▸ REQUIREMENT
Retype every entry word for word.

::: RECORD SET

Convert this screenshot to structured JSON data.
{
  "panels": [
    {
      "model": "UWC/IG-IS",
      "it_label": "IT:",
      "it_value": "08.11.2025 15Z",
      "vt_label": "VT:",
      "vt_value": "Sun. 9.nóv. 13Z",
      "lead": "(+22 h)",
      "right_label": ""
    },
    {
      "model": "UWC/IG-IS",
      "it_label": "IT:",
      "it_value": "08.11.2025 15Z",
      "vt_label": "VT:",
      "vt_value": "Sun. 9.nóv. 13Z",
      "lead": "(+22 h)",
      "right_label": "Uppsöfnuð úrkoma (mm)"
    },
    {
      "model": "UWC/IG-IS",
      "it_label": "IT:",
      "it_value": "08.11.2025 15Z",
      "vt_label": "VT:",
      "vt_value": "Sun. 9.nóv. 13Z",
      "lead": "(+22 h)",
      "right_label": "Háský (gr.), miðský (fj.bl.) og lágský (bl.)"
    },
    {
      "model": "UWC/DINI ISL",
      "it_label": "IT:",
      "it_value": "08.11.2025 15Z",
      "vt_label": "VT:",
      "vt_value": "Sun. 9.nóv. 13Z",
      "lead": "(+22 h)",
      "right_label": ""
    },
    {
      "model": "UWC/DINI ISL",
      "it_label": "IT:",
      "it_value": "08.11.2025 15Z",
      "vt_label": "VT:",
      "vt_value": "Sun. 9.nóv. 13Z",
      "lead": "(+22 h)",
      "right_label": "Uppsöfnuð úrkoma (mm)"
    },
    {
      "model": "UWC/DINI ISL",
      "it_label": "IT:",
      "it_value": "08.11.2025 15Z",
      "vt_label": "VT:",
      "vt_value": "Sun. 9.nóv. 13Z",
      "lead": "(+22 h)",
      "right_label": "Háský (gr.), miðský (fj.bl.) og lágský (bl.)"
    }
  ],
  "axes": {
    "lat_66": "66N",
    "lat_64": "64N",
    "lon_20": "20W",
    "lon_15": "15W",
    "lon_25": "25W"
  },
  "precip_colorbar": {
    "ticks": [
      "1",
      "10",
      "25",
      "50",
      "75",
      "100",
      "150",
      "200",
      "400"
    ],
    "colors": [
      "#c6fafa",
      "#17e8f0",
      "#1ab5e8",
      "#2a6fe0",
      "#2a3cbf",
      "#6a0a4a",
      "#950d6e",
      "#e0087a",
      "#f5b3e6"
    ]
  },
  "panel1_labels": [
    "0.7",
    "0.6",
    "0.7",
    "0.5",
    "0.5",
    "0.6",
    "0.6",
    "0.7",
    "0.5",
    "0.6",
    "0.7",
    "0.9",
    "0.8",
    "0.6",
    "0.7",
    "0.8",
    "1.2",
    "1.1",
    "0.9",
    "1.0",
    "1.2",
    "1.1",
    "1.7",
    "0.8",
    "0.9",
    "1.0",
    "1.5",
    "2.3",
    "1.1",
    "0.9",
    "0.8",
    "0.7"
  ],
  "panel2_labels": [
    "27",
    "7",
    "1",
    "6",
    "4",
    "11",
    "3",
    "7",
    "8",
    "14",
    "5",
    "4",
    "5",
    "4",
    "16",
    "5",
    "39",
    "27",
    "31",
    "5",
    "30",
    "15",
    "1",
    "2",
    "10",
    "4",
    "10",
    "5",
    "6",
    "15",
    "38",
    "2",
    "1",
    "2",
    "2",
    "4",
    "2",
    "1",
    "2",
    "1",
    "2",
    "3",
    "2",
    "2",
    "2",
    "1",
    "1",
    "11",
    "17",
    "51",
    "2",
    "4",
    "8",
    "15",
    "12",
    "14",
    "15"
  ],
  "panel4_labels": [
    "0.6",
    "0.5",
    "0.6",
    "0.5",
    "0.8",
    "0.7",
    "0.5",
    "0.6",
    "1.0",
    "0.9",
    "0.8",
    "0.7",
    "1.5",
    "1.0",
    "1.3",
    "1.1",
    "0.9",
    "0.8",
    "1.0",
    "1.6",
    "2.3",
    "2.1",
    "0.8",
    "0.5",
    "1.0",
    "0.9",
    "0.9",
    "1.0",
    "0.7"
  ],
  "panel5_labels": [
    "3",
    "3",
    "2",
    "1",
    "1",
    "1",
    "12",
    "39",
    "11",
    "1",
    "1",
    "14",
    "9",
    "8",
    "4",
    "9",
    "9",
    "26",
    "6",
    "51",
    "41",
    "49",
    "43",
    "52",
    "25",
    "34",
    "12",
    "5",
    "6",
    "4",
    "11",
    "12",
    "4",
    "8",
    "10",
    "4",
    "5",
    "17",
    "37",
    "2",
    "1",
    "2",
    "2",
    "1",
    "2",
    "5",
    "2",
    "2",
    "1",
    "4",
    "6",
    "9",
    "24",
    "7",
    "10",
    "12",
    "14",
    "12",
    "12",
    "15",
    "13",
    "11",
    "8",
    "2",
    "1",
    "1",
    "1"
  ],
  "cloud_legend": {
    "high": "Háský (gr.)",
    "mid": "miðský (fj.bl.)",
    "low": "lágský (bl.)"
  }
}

::::::

▸ THE COMPLETED TASK
Convert this screenshot to structured JSON data.
{
  "panels": [
    {
      "model": "UWC/IG-IS",
      "it_label": "IT:",
      "it_value": "08.11.2025 15Z",
      "vt_label": "VT:",
      "vt_value": "Sun. 9.nóv. 13Z",
      "lead": "(+22 h)",
      "right_label": ""
    },
    {
      "model": "UWC/IG-IS",
      "it_label": "IT:",
      "it_value": "08.11.2025 15Z",
      "vt_label": "VT:",
      "vt_value": "Sun. 9.nóv. 13Z",
      "lead": "(+22 h)",
      "right_label": "Uppsöfnuð úrkoma (mm)"
    },
    {
      "model": "UWC/IG-IS",
      "it_label": "IT:",
      "it_value": "08.11.2025 15Z",
      "vt_label": "VT:",
      "vt_value": "Sun. 9.nóv. 13Z",
      "lead": "(+22 h)",
      "right_label": "Háský (gr.), miðský (fj.bl.) og lágský (bl.)"
    },
    {
      "model": "UWC/DINI ISL",
      "it_label": "IT:",
      "it_value": "08.11.2025 15Z",
      "vt_label": "VT:",
      "vt_value": "Sun. 9.nóv. 13Z",
      "lead": "(+22 h)",
      "right_label": ""
    },
    {
      "model": "UWC/DINI ISL",
      "it_label": "IT:",
      "it_value": "08.11.2025 15Z",
      "vt_label": "VT:",
      "vt_value": "Sun. 9.nóv. 13Z",
      "lead": "(+22 h)",
      "right_label": "Uppsöfnuð úrkoma (mm)"
    },
    {
      "model": "UWC/DINI ISL",
      "it_label": "IT:",
      "it_value": "08.11.2025 15Z",
      "vt_label": "VT:",
      "vt_value": "Sun. 9.nóv. 13Z",
      "lead": "(+22 h)",
      "right_label": "Háský (gr.), miðský (fj.bl.) og lágský (bl.)"
    }
  ],
  "axes": {
    "lat_66": "66N",
    "lat_64": "64N",
    "lon_20": "20W",
    "lon_15": "15W",
    "lon_25": "25W"
  },
  "precip_colorbar": {
    "ticks": [
      "1",
      "10",
      "25",
      "50",
      "75",
      "100",
      "150",
      "200",
      "400"
    ],
    "colors": [
      "#c6fafa",
      "#17e8f0",
      "#1ab5e8",
      "#2a6fe0",
      "#2a3cbf",
      "#6a0a4a",
      "#950d6e",
      "#e0087a",
      "#f5b3e6"
    ]
  },
  "panel1_labels": [
    "0.7",
    "0.6",
    "0.7",
    "0.5",
    "0.5",
    "0.6",
    "0.6",
    "0.7",
    "0.5",
    "0.6",
    "0.7",
    "0.9",
    "0.8",
    "0.6",
    "0.7",
    "0.8",
    "1.2",
    "1.1",
    "0.9",
    "1.0",
    "1.2",
    "1.1",
    "1.7",
    "0.8",
    "0.9",
    "1.0",
    "1.5",
    "2.3",
    "1.1",
    "0.9",
    "0.8",
    "0.7"
  ],
  "panel2_labels": [
    "27",
    "7",
    "1",
    "6",
    "4",
    "11",
    "3",
    "7",
    "8",
    "14",
    "5",
    "4",
    "5",
    "4",
    "16",
    "5",
    "39",
    "27",
    "31",
    "5",
    "30",
    "15",
    "1",
    "2",
    "10",
    "4",
    "10",
    "5",
    "6",
    "15",
    "38",
    "2",
    "1",
    "2",
    "2",
    "4",
    "2",
    "1",
    "2",
    "1",
    "2",
    "3",
    "2",
    "2",
    "2",
    "1",
    "1",
    "11",
    "17",
    "51",
    "2",
    "4",
    "8",
    "15",
    "12",
    "14",
    "15"
  ],
  "panel4_labels": [
    "0.6",
    "0.5",
    "0.6",
    "0.5",
    "0.8",
    "0.7",
    "0.5",
    "0.6",
    "1.0",
    "0.9",
    "0.8",
    "0.7",
    "1.5",
    "1.0",
    "1.3",
    "1.1",
    "0.9",
    "0.8",
    "1.0",
    "1.6",
    "2.3",
    "2.1",
    "0.8",
    "0.5",
    "1.0",
    "0.9",
    "0.9",
    "1.0",
    "0.7"
  ],
  "panel5_labels": [
    "3",
    "3",
    "2",
    "1",
    "1",
    "1",
    "12",
    "39",
    "11",
    "1",
    "1",
    "14",
    "9",
    "8",
    "4",
    "9",
    "9",
    "26",
    "6",
    "51",
    "41",
    "49",
    "43",
    "52",
    "25",
    "34",
    "12",
    "5",
    "6",
    "4",
    "11",
    "12",
    "4",
    "8",
    "10",
    "4",
    "5",
    "17",
    "37",
    "2",
    "1",
    "2",
    "2",
    "1",
    "2",
    "5",
    "2",
    "2",
    "1",
    "4",
    "6",
    "9",
    "24",
    "7",
    "10",
    "12",
    "14",
    "12",
    "12",
    "15",
    "13",
    "11",
    "8",
    "2",
    "1",
    "1",
    "1"
  ],
  "cloud_legend": {
    "high": "Háský (gr.)",
    "mid": "miðský (fj.bl.)",
    "low": "lágský (bl.)"
  }
}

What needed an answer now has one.